> [What is asked]
Gather all lines from the material that contain "name".

> [Entries provided]
------------------------

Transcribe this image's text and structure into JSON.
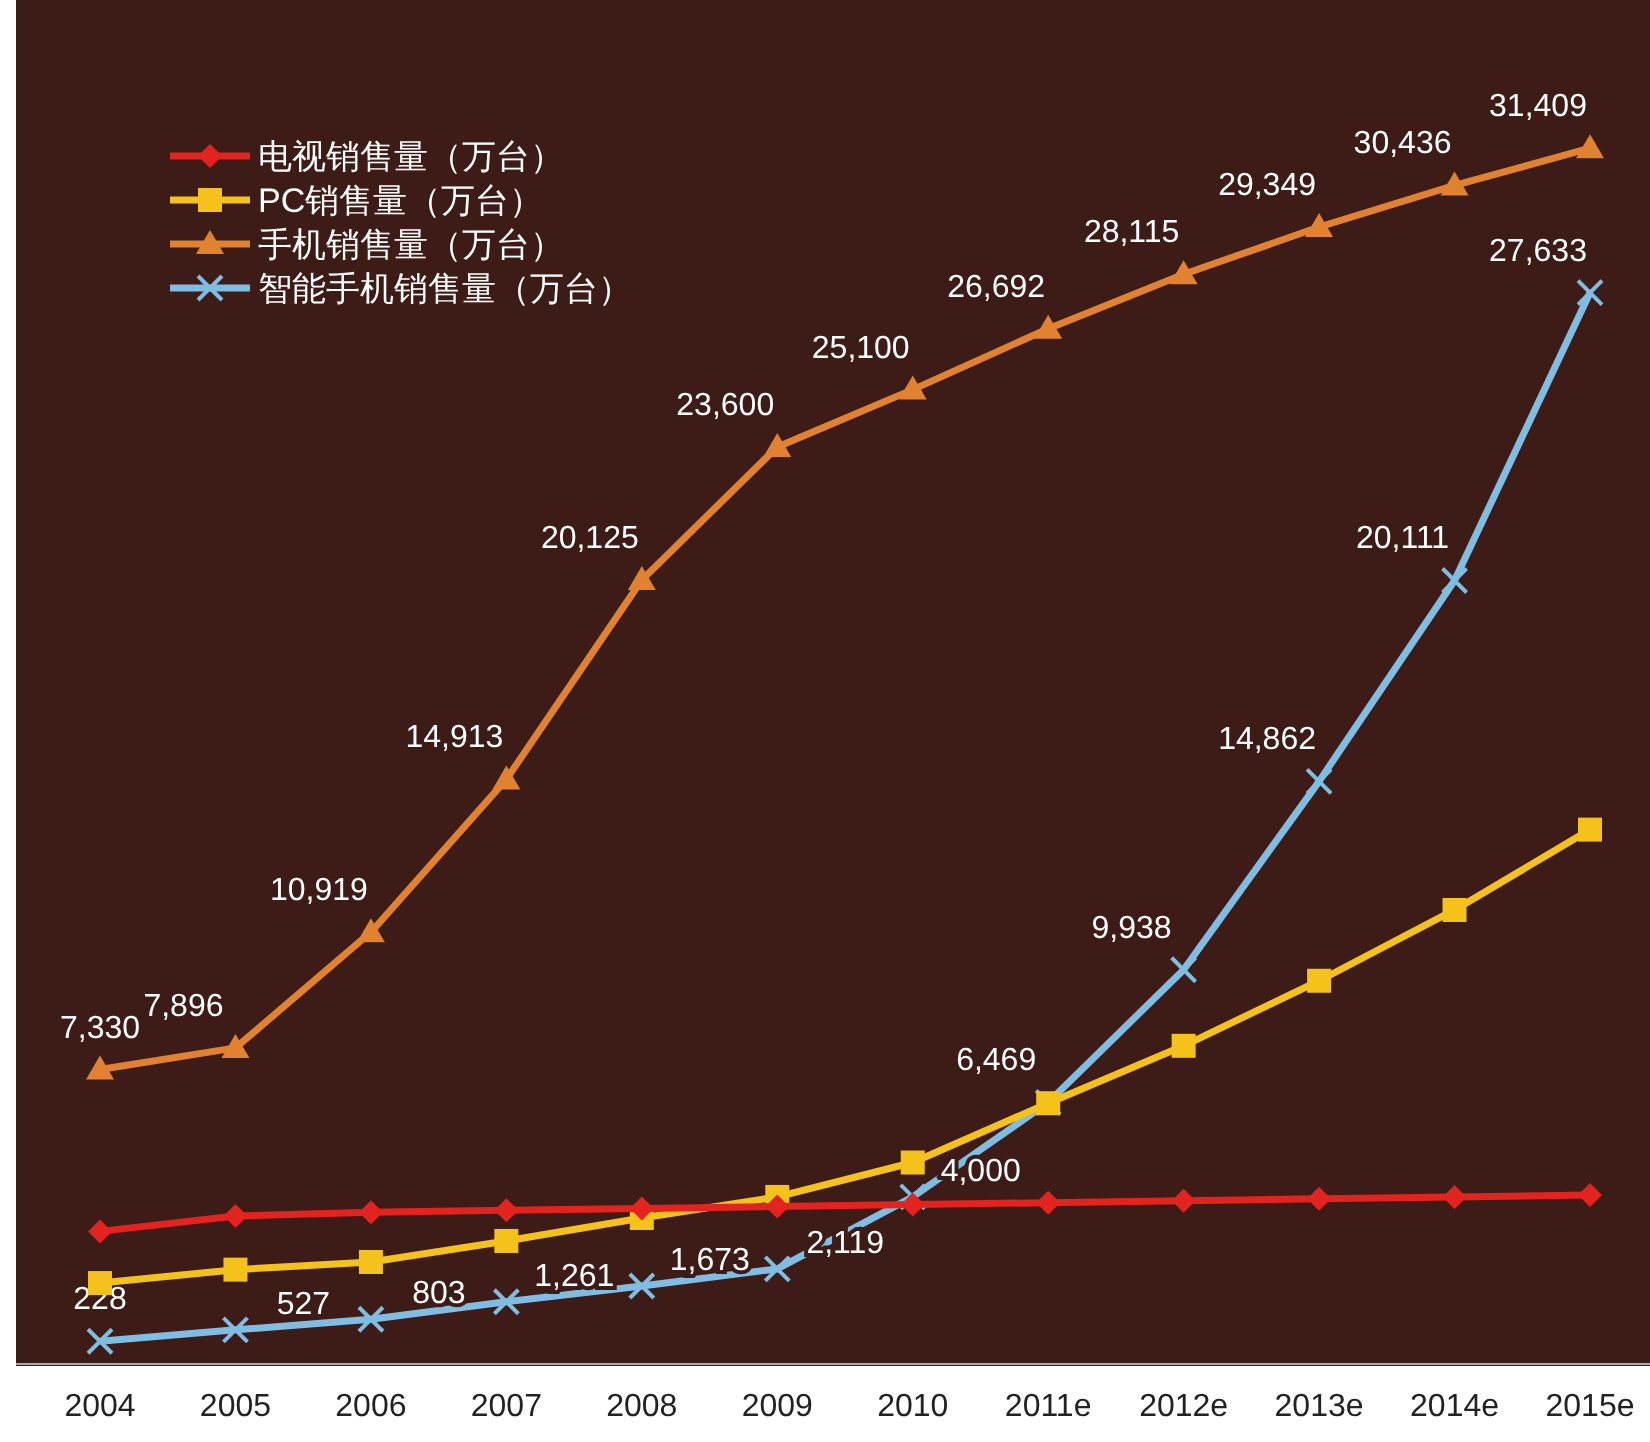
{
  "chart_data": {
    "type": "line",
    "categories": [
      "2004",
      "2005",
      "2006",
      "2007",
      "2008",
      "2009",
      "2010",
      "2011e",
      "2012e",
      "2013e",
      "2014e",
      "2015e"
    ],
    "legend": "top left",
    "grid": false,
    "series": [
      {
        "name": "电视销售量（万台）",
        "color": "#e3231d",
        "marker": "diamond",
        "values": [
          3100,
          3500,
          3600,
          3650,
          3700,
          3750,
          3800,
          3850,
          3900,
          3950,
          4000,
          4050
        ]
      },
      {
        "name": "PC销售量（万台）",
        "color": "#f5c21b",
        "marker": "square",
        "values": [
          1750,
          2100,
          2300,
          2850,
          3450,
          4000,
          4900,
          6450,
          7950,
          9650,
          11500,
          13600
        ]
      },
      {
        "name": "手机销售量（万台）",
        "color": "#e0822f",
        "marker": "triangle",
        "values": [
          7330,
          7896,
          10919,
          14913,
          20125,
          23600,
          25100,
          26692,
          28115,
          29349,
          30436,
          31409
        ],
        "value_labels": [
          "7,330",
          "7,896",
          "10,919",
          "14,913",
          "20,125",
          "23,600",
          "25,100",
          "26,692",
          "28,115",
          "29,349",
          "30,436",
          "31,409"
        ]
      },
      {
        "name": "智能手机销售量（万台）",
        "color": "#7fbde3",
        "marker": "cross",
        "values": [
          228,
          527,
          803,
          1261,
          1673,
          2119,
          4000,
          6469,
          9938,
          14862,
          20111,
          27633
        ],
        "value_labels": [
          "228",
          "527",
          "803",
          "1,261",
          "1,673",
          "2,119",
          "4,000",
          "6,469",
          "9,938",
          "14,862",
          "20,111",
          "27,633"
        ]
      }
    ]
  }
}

------------------------

> [Result]
        "name": "电视销售量（万台）",
        "name": "PC销售量（万台）",
        "name": "手机销售量（万台）",
        "name": "智能手机销售量（万台）",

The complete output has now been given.